Exercise objective
Each line below should be quoted exactly, please.

Supplied records
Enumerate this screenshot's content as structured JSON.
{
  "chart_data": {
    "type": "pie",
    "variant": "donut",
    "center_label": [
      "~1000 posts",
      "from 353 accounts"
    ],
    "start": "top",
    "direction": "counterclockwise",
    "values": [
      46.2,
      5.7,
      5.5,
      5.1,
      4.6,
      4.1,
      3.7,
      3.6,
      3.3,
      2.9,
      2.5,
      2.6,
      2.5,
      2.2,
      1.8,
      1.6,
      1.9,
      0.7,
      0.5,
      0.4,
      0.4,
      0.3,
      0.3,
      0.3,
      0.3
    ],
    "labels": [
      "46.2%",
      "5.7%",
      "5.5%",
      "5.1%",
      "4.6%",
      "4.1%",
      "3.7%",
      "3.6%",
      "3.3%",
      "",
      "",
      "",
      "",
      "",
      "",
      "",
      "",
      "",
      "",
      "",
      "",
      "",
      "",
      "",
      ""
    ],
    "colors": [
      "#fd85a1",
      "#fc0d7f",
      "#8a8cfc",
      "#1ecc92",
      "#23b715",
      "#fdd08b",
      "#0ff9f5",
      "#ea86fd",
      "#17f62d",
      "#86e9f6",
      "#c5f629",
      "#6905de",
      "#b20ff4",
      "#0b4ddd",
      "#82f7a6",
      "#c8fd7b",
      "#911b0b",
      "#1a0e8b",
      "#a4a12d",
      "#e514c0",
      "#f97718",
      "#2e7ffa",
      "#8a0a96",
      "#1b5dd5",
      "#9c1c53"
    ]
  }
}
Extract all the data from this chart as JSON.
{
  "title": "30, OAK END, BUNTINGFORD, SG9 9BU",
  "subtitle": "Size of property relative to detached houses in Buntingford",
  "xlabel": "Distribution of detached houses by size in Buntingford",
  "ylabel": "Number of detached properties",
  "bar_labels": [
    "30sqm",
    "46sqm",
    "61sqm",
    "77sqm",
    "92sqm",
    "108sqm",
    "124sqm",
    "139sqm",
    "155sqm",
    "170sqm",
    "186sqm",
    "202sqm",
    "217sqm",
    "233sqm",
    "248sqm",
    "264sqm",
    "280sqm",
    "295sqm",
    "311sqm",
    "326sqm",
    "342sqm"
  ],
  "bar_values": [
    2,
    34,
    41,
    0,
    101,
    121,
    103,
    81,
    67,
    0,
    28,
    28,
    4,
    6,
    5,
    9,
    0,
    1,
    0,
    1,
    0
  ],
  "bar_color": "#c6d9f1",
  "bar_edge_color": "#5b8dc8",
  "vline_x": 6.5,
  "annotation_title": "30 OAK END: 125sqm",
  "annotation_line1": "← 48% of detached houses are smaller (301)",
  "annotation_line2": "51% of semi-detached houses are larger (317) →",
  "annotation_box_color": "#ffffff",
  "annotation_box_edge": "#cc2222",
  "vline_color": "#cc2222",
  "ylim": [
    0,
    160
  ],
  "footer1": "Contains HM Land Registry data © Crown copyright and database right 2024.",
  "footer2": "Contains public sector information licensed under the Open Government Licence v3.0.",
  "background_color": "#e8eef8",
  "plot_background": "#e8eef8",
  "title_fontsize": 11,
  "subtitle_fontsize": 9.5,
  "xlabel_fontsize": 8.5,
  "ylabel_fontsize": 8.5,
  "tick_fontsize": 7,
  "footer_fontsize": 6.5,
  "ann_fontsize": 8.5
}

Task answer
Enumerate this screenshot's content as structured JSON.
{
  "chart_data": {
    "type": "pie",
    "variant": "donut",
    "center_label": [
      "~1000 posts",
      "from 353 accounts"
    ],
    "start": "top",
    "direction": "counterclockwise",
    "values": [
      46.2,
      5.7,
      5.5,
      5.1,
      4.6,
      4.1,
      3.7,
      3.6,
      3.3,
      2.9,
      2.5,
      2.6,
      2.5,
      2.2,
      1.8,
      1.6,
      1.9,
      0.7,
      0.5,
      0.4,
      0.4,
      0.3,
      0.3,
      0.3,
      0.3
    ],
    "labels": [
      "46.2%",
      "5.7%",
      "5.5%",
      "5.1%",
      "4.6%",
      "4.1%",
      "3.7%",
      "3.6%",
      "3.3%",
      "",
      "",
      "",
      "",
      "",
      "",
      "",
      "",
      "",
      "",
      "",
      "",
      "",
      "",
      "",
      ""
    ],
    "colors": [
      "#fd85a1",
      "#fc0d7f",
      "#8a8cfc",
      "#1ecc92",
      "#23b715",
      "#fdd08b",
      "#0ff9f5",
      "#ea86fd",
      "#17f62d",
      "#86e9f6",
      "#c5f629",
      "#6905de",
      "#b20ff4",
      "#0b4ddd",
      "#82f7a6",
      "#c8fd7b",
      "#911b0b",
      "#1a0e8b",
      "#a4a12d",
      "#e514c0",
      "#f97718",
      "#2e7ffa",
      "#8a0a96",
      "#1b5dd5",
      "#9c1c53"
    ]
  }
}
Extract all the data from this chart as JSON.
{
  "title": "30, OAK END, BUNTINGFORD, SG9 9BU",
  "subtitle": "Size of property relative to detached houses in Buntingford",
  "xlabel": "Distribution of detached houses by size in Buntingford",
  "ylabel": "Number of detached properties",
  "bar_labels": [
    "30sqm",
    "46sqm",
    "61sqm",
    "77sqm",
    "92sqm",
    "108sqm",
    "124sqm",
    "139sqm",
    "155sqm",
    "170sqm",
    "186sqm",
    "202sqm",
    "217sqm",
    "233sqm",
    "248sqm",
    "264sqm",
    "280sqm",
    "295sqm",
    "311sqm",
    "326sqm",
    "342sqm"
  ],
  "bar_values": [
    2,
    34,
    41,
    0,
    101,
    121,
    103,
    81,
    67,
    0,
    28,
    28,
    4,
    6,
    5,
    9,
    0,
    1,
    0,
    1,
    0
  ],
  "bar_color": "#c6d9f1",
  "bar_edge_color": "#5b8dc8",
  "vline_x": 6.5,
  "annotation_title": "30 OAK END: 125sqm",
  "annotation_line1": "← 48% of detached houses are smaller (301)",
  "annotation_line2": "51% of semi-detached houses are larger (317) →",
  "annotation_box_color": "#ffffff",
  "annotation_box_edge": "#cc2222",
  "vline_color": "#cc2222",
  "ylim": [
    0,
    160
  ],
  "footer1": "Contains HM Land Registry data © Crown copyright and database right 2024.",
  "footer2": "Contains public sector information licensed under the Open Government Licence v3.0.",
  "background_color": "#e8eef8",
  "plot_background": "#e8eef8",
  "title_fontsize": 11,
  "subtitle_fontsize": 9.5,
  "xlabel_fontsize": 8.5,
  "ylabel_fontsize": 8.5,
  "tick_fontsize": 7,
  "footer_fontsize": 6.5,
  "ann_fontsize": 8.5
}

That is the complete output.